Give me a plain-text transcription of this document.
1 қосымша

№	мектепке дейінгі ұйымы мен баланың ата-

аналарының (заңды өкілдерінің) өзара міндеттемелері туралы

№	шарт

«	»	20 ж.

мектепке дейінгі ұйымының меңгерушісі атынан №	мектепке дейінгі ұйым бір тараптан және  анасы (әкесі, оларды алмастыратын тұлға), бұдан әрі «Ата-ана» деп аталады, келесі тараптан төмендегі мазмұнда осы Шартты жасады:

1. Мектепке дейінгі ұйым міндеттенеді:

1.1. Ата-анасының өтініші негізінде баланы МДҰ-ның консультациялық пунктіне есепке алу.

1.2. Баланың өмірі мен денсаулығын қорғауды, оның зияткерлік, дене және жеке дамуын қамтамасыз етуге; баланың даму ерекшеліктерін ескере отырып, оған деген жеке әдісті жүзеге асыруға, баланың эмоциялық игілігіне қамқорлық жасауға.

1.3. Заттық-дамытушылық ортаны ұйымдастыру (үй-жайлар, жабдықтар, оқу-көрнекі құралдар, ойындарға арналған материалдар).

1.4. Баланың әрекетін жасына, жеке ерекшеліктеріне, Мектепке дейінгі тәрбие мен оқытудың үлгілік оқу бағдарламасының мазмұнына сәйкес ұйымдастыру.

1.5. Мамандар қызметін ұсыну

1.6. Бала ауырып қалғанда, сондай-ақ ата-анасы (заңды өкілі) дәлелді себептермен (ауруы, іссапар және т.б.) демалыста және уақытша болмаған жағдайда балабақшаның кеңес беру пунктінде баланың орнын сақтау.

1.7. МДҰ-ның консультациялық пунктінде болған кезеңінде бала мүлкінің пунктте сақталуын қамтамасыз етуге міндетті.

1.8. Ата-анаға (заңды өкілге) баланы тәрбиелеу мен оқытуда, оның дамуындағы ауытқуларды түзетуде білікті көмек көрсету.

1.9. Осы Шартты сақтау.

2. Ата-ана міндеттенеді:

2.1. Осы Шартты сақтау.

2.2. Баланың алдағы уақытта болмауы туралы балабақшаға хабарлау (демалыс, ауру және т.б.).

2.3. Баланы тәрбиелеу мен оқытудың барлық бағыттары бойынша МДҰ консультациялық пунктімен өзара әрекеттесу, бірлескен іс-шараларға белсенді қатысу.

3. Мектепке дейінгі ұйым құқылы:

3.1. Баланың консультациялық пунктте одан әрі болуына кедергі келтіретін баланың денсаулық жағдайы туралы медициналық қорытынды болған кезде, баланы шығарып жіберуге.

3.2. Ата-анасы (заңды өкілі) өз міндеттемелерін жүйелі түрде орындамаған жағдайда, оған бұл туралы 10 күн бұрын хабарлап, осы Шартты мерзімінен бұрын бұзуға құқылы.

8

■ ■ ■ ■ ■

EXERCISE PROMPT: Repeat the material above exactly.

ANSWER FOR THE TASK:
Give me a plain-text transcription of this document.
1 қосымша

№	мектепке дейінгі ұйымы мен баланың ата-

аналарының (заңды өкілдерінің) өзара міндеттемелері туралы

№	шарт

«	»	20 ж.

мектепке дейінгі ұйымының меңгерушісі атынан №	мектепке дейінгі ұйым бір тараптан және  анасы (әкесі, оларды алмастыратын тұлға), бұдан әрі «Ата-ана» деп аталады, келесі тараптан төмендегі мазмұнда осы Шартты жасады:

1. Мектепке дейінгі ұйым міндеттенеді:

1.1. Ата-анасының өтініші негізінде баланы МДҰ-ның консультациялық пунктіне есепке алу.

1.2. Баланың өмірі мен денсаулығын қорғауды, оның зияткерлік, дене және жеке дамуын қамтамасыз етуге; баланың даму ерекшеліктерін ескере отырып, оған деген жеке әдісті жүзеге асыруға, баланың эмоциялық игілігіне қамқорлық жасауға.

1.3. Заттық-дамытушылық ортаны ұйымдастыру (үй-жайлар, жабдықтар, оқу-көрнекі құралдар, ойындарға арналған материалдар).

1.4. Баланың әрекетін жасына, жеке ерекшеліктеріне, Мектепке дейінгі тәрбие мен оқытудың үлгілік оқу бағдарламасының мазмұнына сәйкес ұйымдастыру.

1.5. Мамандар қызметін ұсыну

1.6. Бала ауырып қалғанда, сондай-ақ ата-анасы (заңды өкілі) дәлелді себептермен (ауруы, іссапар және т.б.) демалыста және уақытша болмаған жағдайда балабақшаның кеңес беру пунктінде баланың орнын сақтау.

1.7. МДҰ-ның консультациялық пунктінде болған кезеңінде бала мүлкінің пунктте сақталуын қамтамасыз етуге міндетті.

1.8. Ата-анаға (заңды өкілге) баланы тәрбиелеу мен оқытуда, оның дамуындағы ауытқуларды түзетуде білікті көмек көрсету.

1.9. Осы Шартты сақтау.

2. Ата-ана міндеттенеді:

2.1. Осы Шартты сақтау.

2.2. Баланың алдағы уақытта болмауы туралы балабақшаға хабарлау (демалыс, ауру және т.б.).

2.3. Баланы тәрбиелеу мен оқытудың барлық бағыттары бойынша МДҰ консультациялық пунктімен өзара әрекеттесу, бірлескен іс-шараларға белсенді қатысу.

3. Мектепке дейінгі ұйым құқылы:

3.1. Баланың консультациялық пунктте одан әрі болуына кедергі келтіретін баланың денсаулық жағдайы туралы медициналық қорытынды болған кезде, баланы шығарып жіберуге.

3.2. Ата-анасы (заңды өкілі) өз міндеттемелерін жүйелі түрде орындамаған жағдайда, оған бұл туралы 10 күн бұрын хабарлап, осы Шартты мерзімінен бұрын бұзуға құқылы.

8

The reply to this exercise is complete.